What the exercise asks: Answer with one number: how many lines have "xlabel".

Given records:
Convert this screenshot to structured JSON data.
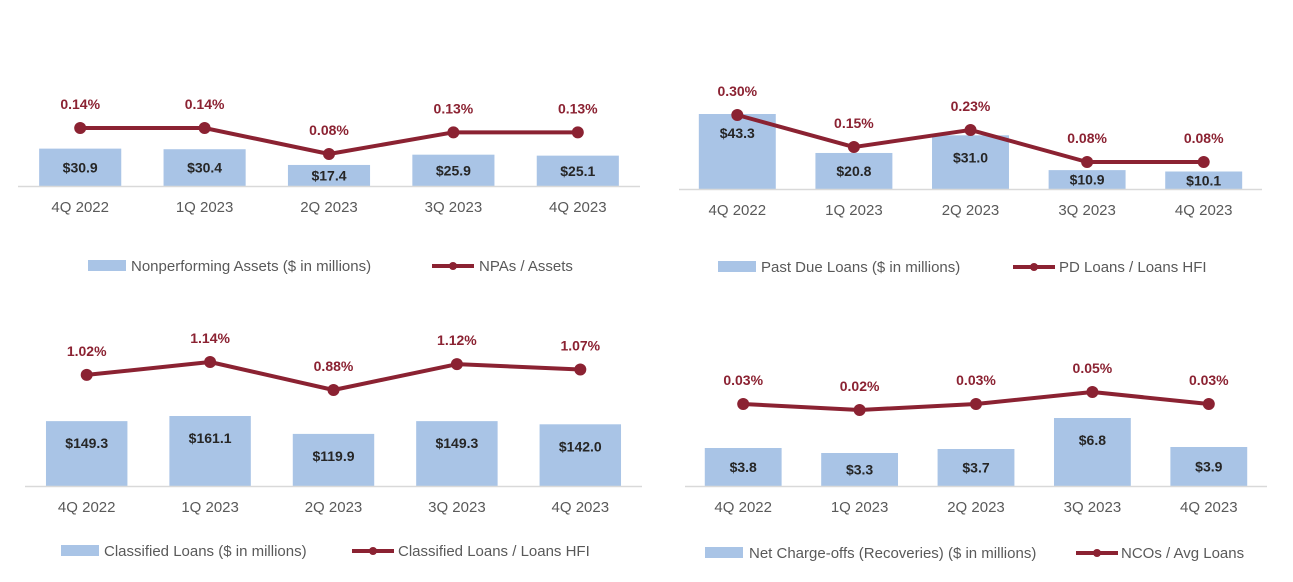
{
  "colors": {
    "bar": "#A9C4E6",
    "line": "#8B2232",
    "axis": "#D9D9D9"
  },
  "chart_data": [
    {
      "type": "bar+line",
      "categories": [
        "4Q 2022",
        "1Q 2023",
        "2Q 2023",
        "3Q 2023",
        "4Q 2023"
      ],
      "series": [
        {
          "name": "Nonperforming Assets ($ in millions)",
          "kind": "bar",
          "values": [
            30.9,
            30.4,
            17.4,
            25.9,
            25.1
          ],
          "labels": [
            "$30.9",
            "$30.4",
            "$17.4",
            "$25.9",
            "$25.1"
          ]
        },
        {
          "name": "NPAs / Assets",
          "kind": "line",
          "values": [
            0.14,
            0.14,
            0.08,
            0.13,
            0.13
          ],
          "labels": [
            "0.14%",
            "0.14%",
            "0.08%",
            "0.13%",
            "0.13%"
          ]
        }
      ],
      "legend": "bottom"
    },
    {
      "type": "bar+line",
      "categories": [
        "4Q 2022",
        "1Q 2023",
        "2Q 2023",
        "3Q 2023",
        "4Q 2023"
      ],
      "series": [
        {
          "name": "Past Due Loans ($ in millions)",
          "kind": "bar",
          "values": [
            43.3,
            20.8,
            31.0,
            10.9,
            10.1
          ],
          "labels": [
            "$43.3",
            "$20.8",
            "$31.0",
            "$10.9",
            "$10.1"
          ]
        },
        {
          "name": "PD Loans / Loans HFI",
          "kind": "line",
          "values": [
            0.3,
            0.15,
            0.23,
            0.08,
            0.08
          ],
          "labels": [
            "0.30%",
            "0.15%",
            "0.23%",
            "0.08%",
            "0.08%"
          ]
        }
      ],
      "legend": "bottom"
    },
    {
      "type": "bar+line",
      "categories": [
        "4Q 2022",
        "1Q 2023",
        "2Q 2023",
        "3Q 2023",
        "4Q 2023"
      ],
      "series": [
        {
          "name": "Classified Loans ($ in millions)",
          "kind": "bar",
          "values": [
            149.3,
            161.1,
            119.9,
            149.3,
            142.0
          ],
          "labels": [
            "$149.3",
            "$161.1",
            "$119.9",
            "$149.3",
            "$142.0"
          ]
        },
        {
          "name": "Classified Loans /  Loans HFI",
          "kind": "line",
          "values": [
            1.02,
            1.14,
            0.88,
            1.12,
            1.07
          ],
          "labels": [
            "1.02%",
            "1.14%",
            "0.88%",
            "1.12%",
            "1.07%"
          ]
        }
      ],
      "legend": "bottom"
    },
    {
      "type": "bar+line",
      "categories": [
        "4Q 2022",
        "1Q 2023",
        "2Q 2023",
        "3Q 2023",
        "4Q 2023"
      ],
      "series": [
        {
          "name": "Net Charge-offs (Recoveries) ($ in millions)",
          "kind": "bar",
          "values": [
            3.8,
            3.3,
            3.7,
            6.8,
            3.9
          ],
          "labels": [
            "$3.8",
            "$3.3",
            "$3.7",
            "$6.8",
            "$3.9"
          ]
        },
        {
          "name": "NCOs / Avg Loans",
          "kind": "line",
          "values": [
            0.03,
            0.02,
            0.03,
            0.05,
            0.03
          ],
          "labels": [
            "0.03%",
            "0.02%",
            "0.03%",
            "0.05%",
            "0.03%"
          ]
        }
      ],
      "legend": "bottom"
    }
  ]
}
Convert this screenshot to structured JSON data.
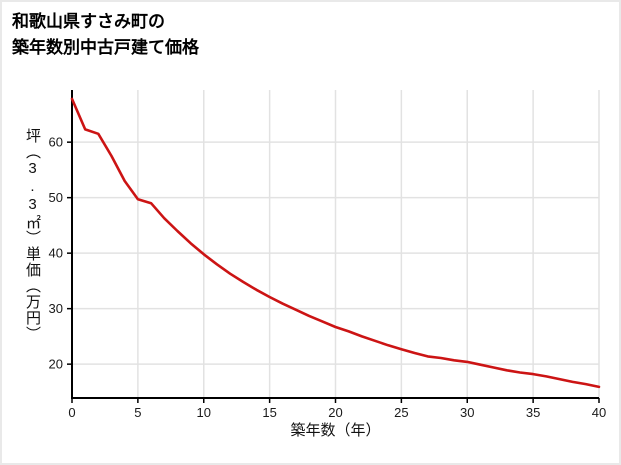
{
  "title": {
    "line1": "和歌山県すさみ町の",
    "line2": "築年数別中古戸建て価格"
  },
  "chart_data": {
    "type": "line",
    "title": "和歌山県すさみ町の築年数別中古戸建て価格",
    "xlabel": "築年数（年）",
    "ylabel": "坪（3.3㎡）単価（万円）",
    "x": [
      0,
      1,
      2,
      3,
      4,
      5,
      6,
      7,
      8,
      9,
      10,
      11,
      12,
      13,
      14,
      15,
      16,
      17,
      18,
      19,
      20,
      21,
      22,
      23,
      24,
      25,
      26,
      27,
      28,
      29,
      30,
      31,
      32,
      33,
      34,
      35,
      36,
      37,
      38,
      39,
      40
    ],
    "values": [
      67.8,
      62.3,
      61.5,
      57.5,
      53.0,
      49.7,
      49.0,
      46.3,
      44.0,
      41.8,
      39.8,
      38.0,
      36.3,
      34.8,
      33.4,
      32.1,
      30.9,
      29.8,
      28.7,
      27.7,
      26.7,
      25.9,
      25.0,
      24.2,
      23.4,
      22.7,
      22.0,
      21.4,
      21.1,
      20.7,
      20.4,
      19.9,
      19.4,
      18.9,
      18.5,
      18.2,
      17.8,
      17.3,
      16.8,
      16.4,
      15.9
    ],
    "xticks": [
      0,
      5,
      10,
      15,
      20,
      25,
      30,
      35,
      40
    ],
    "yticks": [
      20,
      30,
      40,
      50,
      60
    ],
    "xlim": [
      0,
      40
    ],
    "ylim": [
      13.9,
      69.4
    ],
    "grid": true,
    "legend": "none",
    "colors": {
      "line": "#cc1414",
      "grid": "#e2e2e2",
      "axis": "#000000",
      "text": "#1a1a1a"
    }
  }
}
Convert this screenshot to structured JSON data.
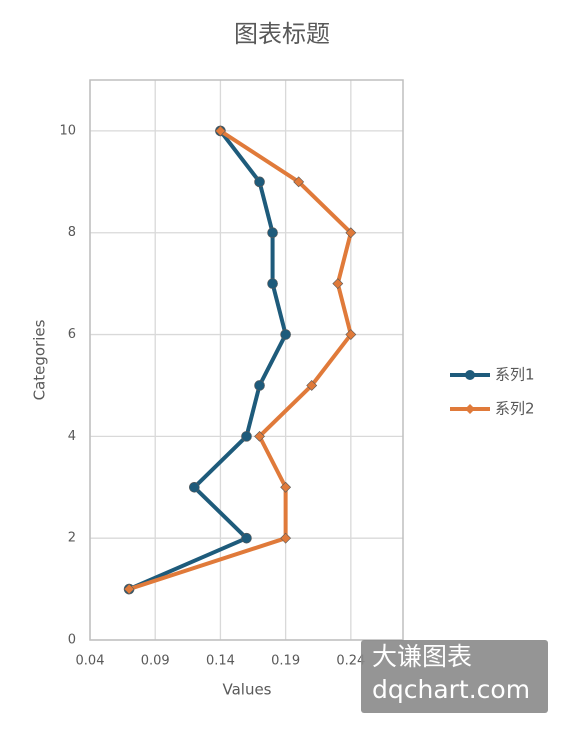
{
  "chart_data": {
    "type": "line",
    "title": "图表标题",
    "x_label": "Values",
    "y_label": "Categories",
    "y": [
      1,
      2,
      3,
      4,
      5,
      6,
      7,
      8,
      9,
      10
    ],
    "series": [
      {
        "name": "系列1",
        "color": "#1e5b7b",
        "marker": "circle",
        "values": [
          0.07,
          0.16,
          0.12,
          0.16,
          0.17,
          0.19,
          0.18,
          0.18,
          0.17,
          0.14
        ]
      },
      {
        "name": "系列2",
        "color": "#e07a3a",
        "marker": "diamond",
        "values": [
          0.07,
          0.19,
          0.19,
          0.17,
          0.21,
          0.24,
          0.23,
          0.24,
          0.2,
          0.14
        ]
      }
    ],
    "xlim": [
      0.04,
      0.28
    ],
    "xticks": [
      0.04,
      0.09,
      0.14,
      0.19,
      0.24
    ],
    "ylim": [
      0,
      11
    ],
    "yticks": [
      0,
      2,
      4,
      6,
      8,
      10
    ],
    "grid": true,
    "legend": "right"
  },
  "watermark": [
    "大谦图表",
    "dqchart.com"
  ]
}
...
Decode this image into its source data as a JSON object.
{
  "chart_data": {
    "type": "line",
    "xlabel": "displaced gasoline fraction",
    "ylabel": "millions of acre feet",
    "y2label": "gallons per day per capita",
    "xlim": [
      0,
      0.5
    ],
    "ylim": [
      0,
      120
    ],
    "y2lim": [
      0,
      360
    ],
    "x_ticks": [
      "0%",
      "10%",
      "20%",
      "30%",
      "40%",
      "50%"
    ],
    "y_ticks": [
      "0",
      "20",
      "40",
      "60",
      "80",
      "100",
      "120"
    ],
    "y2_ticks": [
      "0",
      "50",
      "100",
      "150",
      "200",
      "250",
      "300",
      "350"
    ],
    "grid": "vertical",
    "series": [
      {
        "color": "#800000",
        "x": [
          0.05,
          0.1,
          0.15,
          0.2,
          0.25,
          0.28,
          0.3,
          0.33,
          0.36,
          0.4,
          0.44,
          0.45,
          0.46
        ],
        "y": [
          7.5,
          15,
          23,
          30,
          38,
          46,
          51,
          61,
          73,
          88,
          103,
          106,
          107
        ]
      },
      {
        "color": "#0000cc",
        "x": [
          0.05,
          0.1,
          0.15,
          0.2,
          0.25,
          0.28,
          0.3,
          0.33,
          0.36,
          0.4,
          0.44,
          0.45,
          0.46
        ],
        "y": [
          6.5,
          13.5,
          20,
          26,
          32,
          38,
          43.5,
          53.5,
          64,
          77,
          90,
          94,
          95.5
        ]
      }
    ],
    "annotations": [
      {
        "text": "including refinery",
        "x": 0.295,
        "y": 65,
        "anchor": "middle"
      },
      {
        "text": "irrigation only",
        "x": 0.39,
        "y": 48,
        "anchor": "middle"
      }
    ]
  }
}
---
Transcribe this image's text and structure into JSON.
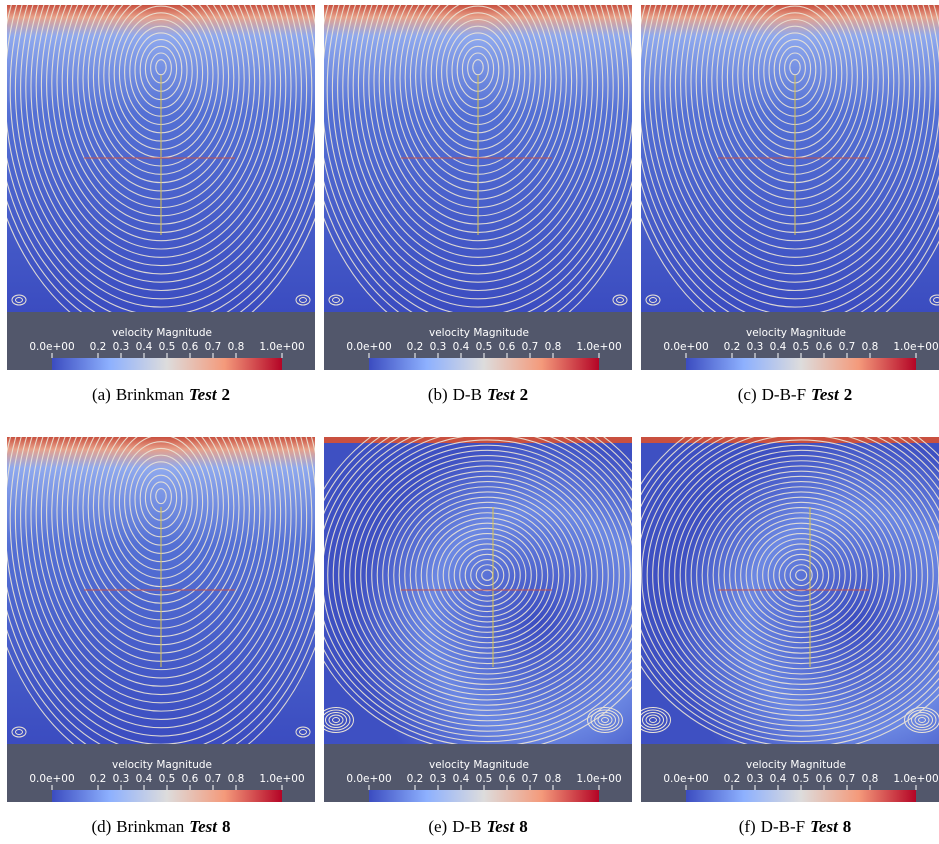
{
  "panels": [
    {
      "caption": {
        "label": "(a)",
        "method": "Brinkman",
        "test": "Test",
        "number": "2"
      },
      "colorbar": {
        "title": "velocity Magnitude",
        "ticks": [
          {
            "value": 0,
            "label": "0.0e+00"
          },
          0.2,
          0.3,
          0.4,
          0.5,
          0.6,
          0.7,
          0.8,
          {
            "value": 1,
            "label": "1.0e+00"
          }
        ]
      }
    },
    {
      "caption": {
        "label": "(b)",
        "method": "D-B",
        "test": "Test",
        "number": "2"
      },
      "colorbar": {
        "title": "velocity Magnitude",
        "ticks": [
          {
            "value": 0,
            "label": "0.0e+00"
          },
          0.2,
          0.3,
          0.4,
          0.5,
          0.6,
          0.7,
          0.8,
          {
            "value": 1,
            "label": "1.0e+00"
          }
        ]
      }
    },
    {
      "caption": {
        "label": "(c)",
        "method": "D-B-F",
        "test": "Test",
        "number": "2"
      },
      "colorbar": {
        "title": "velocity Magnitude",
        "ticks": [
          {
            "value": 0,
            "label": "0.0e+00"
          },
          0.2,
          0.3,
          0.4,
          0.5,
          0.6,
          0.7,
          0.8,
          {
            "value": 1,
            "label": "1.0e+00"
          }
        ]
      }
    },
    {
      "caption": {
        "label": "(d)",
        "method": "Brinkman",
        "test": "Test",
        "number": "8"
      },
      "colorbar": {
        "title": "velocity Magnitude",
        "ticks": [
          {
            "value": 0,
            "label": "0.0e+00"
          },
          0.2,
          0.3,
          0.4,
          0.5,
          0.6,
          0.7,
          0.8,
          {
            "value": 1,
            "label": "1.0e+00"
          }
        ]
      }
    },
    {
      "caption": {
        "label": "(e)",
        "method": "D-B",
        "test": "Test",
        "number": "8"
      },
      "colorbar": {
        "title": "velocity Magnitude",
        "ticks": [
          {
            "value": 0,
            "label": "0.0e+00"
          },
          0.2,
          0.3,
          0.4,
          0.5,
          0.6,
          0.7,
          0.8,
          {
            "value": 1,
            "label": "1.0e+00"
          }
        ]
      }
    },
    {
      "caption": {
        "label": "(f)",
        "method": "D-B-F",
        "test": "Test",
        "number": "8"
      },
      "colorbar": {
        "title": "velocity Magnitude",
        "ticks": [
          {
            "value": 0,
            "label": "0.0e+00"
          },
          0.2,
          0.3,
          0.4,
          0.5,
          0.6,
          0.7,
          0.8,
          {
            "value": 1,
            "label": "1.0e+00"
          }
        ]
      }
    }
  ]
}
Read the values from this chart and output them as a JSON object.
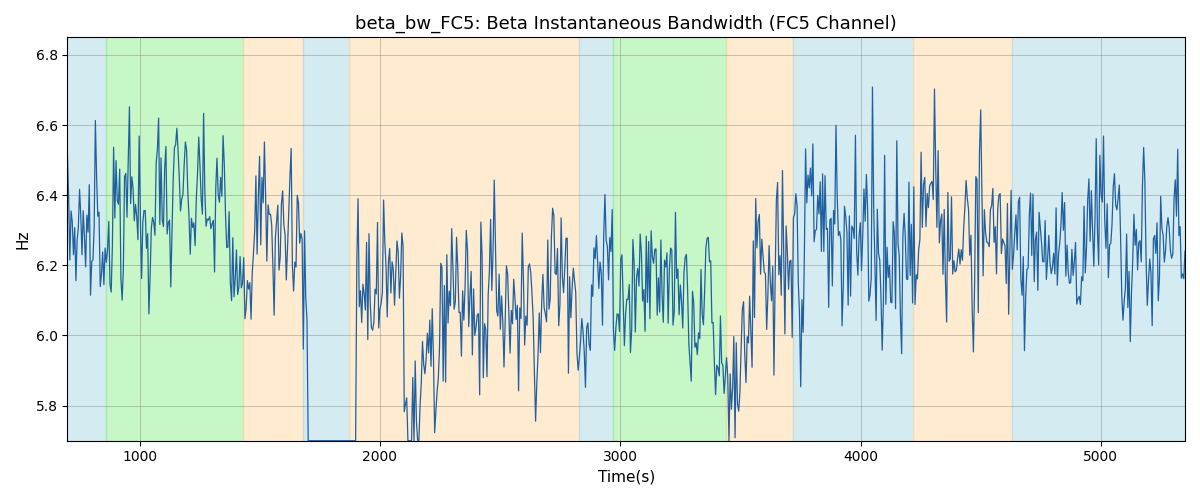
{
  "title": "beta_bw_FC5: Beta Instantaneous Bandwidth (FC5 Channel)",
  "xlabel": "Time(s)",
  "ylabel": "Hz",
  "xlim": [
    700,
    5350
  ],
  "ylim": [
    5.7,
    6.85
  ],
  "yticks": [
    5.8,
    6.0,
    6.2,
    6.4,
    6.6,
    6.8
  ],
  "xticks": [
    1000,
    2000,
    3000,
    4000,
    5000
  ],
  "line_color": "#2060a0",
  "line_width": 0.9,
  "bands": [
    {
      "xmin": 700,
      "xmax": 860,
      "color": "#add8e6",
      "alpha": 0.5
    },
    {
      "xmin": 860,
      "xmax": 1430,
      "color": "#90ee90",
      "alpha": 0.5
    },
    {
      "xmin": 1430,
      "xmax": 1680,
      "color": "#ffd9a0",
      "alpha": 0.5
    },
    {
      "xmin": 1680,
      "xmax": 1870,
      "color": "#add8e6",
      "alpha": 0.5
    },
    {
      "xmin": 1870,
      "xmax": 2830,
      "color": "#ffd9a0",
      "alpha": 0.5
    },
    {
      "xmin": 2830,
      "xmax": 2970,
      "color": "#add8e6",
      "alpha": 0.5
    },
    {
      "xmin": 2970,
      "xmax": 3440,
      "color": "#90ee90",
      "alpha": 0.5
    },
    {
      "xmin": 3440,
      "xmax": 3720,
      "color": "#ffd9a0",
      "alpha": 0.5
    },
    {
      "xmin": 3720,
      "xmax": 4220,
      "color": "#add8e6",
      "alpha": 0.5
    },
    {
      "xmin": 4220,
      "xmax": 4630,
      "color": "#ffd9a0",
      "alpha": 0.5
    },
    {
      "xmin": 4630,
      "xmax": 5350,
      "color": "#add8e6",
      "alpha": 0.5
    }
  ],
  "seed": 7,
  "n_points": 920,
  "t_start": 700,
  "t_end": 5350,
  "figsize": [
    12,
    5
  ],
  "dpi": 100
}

Response to this task: 3